READING PASSAGE
○ ○ ○ ○ ○
What will it take before Jimmy has one? My cup holder is an excellent example of the current state of 3D printing. It’s not quite possible, but it will be soon.

The problem is that there isn’t an easy to way to create the design. Sabb doesn’t really exist in its same form, and they’re probably not that interested in releasing the design of a 2004 car interior part. Makers have told me they don’t have a way to create the part because it uses a spring and a few other components that need to be attached to each other. And, 3D printing experts are quick to point out some of the challenges of mainstream adoption.

One of those experts is Terry Wohlers, the principal consultant and president of Wohlers Associates. He ran through a quick litany of incredible items being printed these days. Human body parts, cranial implants, dental crowns, flash drives, eyeglass frames — you name it there is a maker making it. Gold pendants, printed using actual gold. We’re obviously in that heady period of anything goes, from dresses to entire cars to food.

Wohlers told me even Boeing and Airbus are printing out airplane parts. That’s a little scary but also amazingly cool, because even the giants are using this tech.

“Thousands of products are being designed, 3D-printed, and sold to consumers around the world,” he explained. “The biggest consumer market opportunity, by far, is 3D-printed products that are purchased online and at shops. We do not see a large market for low-cost 3D printers in the home, with the idea being that consumers will print their own products.”
○ ○ ○ ○ ○
WHAT YOU SHOULD DO
Reproduce the passage above about 3D printing word for word, in full.

THE DATA
○ ○ ○ ○ ○
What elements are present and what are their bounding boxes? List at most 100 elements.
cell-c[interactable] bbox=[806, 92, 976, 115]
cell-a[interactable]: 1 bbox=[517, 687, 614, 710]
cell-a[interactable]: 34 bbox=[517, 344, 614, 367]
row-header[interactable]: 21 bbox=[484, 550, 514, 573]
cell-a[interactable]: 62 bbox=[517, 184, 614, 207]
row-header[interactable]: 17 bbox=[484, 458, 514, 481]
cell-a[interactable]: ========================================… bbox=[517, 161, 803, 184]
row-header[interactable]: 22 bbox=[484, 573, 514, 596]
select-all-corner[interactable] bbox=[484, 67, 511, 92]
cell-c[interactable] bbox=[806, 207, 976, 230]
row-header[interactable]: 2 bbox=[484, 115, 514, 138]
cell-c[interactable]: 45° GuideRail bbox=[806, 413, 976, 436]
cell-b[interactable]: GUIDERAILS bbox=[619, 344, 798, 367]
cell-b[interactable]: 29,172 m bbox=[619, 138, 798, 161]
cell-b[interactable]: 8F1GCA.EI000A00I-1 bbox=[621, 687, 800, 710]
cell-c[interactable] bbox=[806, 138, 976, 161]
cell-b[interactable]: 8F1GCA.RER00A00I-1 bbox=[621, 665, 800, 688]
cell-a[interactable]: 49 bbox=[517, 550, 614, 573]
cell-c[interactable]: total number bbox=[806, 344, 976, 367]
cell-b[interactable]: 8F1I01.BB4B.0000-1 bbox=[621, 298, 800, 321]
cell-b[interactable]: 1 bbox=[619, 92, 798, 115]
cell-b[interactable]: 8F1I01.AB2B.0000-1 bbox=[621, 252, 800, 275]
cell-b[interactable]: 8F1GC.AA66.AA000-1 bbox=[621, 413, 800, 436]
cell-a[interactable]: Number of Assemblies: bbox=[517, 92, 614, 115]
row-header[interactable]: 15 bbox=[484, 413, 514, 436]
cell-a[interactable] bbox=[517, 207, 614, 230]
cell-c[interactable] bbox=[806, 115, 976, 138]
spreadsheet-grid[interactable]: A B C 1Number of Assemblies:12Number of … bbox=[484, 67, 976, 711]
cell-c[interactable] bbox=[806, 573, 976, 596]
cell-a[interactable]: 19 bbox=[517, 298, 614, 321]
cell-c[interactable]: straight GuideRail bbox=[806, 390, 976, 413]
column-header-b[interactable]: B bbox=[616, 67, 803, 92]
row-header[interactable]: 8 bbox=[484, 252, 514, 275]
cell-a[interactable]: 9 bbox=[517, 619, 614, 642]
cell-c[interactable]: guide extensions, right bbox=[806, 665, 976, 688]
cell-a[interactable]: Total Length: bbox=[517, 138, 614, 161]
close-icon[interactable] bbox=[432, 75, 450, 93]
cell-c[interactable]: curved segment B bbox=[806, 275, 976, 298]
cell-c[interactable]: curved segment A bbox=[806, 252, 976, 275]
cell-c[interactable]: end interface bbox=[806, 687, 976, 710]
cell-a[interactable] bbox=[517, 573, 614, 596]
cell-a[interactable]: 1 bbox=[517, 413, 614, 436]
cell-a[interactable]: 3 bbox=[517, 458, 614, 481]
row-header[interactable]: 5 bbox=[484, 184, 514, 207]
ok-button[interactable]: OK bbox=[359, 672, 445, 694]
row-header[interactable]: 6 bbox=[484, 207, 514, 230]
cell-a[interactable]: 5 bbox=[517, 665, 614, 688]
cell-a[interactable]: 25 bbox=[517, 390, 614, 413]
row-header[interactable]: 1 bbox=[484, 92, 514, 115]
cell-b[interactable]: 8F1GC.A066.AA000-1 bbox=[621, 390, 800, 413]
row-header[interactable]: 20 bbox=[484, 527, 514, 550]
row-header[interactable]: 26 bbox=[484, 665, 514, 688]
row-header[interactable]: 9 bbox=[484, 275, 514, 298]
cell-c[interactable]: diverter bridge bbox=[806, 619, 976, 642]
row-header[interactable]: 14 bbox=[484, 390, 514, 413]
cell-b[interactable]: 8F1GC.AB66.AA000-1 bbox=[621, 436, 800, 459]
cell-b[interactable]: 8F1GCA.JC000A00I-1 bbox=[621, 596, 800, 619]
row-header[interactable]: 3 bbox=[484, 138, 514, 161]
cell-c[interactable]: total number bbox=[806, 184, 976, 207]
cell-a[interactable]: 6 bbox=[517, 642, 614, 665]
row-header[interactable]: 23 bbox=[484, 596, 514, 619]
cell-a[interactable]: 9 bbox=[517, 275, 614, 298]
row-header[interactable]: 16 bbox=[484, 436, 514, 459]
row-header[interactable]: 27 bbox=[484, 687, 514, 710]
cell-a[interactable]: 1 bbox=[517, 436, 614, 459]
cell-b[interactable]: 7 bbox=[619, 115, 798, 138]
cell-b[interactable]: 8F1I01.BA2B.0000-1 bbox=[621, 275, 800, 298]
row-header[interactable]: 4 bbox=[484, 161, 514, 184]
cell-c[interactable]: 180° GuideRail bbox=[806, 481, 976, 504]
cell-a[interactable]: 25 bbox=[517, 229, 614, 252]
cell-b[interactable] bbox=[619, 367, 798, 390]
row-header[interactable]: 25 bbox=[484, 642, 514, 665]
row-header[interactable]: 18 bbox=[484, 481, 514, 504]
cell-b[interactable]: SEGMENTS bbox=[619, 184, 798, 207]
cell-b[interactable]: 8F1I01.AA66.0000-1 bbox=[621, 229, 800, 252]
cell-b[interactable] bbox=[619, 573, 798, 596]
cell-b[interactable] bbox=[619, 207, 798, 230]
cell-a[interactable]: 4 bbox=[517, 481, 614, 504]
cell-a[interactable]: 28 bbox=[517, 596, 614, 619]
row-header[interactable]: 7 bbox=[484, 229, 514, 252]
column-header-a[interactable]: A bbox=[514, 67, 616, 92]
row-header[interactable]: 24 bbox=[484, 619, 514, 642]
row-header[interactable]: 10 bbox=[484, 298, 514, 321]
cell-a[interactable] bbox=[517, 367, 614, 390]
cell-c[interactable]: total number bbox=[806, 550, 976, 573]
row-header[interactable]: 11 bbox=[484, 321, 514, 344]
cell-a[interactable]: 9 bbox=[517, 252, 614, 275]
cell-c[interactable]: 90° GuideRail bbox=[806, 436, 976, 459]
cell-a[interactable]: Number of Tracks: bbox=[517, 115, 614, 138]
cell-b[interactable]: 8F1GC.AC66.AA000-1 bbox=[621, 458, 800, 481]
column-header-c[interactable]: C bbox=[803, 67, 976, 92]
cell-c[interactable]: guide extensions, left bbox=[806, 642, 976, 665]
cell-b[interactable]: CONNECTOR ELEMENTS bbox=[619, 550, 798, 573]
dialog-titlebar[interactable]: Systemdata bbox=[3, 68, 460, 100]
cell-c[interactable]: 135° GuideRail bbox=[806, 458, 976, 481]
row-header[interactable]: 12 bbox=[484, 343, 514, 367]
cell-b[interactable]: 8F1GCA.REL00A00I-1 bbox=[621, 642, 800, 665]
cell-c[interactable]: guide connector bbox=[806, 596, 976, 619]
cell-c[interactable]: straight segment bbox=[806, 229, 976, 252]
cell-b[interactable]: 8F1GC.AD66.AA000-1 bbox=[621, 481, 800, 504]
○ ○ ○ ○ ○
REPLY
What will it take before Jimmy has one? My cup holder is an excellent example of the current state of 3D printing. It’s not quite possible, but it will be soon.

The problem is that there isn’t an easy to way to create the design. Sabb doesn’t really exist in its same form, and they’re probably not that interested in releasing the design of a 2004 car interior part. Makers have told me they don’t have a way to create the part because it uses a spring and a few other components that need to be attached to each other. And, 3D printing experts are quick to point out some of the challenges of mainstream adoption.

One of those experts is Terry Wohlers, the principal consultant and president of Wohlers Associates. He ran through a quick litany of incredible items being printed these days. Human body parts, cranial implants, dental crowns, flash drives, eyeglass frames — you name it there is a maker making it. Gold pendants, printed using actual gold. We’re obviously in that heady period of anything goes, from dresses to entire cars to food.

Wohlers told me even Boeing and Airbus are printing out airplane parts. That’s a little scary but also amazingly cool, because even the giants are using this tech.

“Thousands of products are being designed, 3D-printed, and sold to consumers around the world,” he explained. “The biggest consumer market opportunity, by far, is 3D-printed products that are purchased online and at shops. We do not see a large market for low-cost 3D printers in the home, with the idea being that consumers will print their own products.”